> **Written request**:
Note each line that includes the word "TOLC". Copy those lines.

> **Stored rows**:
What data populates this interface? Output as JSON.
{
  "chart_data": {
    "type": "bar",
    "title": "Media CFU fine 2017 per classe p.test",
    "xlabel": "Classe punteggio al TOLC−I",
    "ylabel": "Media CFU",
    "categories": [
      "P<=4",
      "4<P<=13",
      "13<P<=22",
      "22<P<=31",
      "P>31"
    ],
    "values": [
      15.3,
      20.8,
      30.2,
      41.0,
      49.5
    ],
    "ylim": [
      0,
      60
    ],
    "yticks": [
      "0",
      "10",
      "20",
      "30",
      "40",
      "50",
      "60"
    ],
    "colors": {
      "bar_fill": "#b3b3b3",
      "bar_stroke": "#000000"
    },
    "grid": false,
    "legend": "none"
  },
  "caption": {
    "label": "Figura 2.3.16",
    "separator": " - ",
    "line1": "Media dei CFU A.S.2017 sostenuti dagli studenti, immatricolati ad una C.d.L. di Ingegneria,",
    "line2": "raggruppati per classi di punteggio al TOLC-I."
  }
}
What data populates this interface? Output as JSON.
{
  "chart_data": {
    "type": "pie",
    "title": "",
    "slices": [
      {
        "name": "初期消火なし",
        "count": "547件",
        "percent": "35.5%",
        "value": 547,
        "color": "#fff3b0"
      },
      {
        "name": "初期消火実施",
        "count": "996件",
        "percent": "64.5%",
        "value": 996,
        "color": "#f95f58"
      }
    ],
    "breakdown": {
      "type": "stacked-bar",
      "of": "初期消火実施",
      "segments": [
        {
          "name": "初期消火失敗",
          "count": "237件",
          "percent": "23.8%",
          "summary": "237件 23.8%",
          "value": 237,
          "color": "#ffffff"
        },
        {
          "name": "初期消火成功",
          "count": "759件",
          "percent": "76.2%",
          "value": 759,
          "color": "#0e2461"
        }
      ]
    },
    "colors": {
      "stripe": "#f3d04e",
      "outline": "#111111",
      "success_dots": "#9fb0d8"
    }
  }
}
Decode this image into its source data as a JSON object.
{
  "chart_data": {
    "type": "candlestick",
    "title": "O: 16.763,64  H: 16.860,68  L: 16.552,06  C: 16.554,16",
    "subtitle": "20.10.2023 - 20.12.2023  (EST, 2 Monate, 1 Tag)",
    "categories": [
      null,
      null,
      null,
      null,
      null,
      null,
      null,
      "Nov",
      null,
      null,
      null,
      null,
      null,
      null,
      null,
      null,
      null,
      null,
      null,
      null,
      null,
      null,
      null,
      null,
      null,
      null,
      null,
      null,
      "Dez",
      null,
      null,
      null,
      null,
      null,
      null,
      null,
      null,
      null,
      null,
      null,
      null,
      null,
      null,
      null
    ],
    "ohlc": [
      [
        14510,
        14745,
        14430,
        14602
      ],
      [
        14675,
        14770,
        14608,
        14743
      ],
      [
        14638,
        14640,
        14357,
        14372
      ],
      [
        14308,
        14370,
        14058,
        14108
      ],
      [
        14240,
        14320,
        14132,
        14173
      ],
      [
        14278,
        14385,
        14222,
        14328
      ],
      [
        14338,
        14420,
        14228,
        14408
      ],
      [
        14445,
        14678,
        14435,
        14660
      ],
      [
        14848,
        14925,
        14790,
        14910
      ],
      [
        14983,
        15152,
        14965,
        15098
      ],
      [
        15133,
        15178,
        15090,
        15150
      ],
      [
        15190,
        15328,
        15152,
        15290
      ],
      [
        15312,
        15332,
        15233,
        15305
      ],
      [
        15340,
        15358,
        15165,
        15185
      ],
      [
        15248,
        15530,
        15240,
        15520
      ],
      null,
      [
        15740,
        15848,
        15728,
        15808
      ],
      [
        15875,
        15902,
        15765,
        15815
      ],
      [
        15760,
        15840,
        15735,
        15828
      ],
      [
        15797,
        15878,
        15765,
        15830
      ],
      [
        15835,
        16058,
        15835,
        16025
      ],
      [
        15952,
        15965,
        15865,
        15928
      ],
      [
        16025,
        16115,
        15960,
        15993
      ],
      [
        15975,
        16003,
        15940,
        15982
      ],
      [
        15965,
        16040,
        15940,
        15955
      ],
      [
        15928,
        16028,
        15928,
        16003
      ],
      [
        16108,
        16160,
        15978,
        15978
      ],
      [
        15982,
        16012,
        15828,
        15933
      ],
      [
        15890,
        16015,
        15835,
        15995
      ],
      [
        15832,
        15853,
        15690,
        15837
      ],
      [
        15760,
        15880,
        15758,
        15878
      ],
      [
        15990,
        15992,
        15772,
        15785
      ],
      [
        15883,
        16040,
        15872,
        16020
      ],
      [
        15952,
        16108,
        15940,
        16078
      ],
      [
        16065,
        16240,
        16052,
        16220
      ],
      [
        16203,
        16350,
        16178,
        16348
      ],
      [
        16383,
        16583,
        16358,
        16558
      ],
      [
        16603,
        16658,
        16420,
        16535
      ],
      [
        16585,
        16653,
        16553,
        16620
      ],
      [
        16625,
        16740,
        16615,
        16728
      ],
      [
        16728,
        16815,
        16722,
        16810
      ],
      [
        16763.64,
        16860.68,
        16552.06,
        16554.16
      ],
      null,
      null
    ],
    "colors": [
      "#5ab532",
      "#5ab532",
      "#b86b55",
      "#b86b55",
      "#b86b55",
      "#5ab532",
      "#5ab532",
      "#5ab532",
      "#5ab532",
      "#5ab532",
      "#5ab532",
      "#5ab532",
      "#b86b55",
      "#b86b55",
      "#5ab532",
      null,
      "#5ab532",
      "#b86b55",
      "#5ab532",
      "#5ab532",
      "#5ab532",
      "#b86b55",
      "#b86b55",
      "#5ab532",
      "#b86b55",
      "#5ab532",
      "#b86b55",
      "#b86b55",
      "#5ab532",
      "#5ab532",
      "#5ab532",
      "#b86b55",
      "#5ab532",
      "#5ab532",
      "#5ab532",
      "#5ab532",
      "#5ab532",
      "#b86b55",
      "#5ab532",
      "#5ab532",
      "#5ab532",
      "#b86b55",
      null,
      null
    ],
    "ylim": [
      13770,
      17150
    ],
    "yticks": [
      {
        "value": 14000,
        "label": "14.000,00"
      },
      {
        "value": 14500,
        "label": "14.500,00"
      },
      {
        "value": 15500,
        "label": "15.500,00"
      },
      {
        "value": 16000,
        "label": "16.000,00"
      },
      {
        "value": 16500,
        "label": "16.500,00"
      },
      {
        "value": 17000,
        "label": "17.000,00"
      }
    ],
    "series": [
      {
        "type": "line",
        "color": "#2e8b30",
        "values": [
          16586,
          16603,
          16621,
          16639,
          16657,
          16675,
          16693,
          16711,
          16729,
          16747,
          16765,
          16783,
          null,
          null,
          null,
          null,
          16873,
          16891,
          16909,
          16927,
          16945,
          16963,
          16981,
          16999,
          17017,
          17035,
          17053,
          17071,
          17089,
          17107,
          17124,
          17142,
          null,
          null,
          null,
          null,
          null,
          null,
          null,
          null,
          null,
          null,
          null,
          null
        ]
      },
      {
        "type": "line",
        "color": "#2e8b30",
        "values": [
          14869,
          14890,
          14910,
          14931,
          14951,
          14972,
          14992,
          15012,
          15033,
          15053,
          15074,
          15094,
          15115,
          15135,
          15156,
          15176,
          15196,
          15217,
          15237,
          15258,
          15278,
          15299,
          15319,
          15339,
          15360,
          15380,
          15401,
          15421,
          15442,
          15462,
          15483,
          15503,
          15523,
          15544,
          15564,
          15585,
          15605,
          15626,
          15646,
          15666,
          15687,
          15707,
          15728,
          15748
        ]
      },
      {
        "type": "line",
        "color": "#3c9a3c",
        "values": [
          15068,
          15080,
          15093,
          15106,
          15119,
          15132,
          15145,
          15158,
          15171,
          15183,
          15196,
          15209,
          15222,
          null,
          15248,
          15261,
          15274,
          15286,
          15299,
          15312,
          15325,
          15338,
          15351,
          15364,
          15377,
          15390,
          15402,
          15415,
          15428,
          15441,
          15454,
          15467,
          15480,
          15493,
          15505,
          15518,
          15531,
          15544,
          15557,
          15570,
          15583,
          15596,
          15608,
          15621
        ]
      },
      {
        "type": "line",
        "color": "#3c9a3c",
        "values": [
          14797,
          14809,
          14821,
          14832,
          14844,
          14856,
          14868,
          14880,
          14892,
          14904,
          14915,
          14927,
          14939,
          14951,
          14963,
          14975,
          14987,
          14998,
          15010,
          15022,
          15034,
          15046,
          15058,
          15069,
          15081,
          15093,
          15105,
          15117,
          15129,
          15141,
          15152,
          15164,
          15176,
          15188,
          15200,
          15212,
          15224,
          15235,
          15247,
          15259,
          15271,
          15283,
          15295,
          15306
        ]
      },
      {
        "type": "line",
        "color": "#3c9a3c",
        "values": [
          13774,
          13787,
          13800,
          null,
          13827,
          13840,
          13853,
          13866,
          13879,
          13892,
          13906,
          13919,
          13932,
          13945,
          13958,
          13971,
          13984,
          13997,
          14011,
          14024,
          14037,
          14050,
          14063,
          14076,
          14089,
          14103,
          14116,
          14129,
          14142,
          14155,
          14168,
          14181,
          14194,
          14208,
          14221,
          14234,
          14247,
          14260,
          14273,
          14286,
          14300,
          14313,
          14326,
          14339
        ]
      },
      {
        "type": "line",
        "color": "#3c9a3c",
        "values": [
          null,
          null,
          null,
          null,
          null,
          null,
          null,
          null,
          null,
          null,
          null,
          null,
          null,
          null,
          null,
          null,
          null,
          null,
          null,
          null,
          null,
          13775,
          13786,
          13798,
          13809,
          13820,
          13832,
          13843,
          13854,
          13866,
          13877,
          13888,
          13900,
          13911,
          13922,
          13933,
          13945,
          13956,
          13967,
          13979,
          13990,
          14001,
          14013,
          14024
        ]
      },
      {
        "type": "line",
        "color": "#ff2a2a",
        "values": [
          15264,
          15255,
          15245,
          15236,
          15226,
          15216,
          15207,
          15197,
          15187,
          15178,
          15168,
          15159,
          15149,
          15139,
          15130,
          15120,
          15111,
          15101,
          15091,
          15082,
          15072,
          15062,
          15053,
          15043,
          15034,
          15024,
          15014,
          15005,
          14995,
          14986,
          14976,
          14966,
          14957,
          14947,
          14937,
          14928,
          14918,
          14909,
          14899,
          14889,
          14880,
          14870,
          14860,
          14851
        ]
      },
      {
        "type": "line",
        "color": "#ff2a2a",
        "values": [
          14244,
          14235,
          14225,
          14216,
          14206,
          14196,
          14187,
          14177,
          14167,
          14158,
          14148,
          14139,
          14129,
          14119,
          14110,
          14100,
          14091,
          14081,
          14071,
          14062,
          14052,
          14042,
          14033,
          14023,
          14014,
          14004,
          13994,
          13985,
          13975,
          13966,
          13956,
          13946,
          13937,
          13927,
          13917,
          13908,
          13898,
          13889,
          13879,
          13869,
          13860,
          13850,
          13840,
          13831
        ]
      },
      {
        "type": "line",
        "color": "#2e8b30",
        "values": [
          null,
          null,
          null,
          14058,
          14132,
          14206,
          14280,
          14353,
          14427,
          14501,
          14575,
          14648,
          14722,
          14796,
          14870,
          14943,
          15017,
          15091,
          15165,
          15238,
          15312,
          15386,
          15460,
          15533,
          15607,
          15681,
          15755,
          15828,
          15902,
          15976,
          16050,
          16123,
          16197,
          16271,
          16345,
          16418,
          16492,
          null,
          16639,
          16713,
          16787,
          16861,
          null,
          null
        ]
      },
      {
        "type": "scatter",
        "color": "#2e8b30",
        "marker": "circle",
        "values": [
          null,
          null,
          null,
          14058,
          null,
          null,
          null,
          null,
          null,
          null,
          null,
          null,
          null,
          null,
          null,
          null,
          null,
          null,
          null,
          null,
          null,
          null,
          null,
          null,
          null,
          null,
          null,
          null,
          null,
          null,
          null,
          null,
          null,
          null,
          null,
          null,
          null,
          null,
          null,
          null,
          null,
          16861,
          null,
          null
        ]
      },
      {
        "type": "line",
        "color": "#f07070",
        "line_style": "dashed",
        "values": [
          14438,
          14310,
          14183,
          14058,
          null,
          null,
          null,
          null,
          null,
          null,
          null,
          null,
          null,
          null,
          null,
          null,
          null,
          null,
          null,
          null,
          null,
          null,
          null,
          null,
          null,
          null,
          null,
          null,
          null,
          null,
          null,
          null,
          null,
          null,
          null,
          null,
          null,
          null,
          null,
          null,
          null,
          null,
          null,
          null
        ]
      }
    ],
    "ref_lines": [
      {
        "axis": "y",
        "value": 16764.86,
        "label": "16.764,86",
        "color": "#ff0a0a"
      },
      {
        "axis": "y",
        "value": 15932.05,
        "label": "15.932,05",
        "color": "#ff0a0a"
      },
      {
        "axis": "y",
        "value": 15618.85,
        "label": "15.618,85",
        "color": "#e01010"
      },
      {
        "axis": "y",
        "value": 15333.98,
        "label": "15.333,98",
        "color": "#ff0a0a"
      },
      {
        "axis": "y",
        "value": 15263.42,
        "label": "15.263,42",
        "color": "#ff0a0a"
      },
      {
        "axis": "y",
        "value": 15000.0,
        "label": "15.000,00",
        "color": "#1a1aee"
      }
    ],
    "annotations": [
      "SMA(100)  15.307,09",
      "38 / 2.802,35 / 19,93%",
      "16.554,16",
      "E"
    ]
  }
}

> **Solution to the problem**:
    "xlabel": "Classe punteggio al TOLC−I",
    "line2": "raggruppati per classi di punteggio al TOLC-I."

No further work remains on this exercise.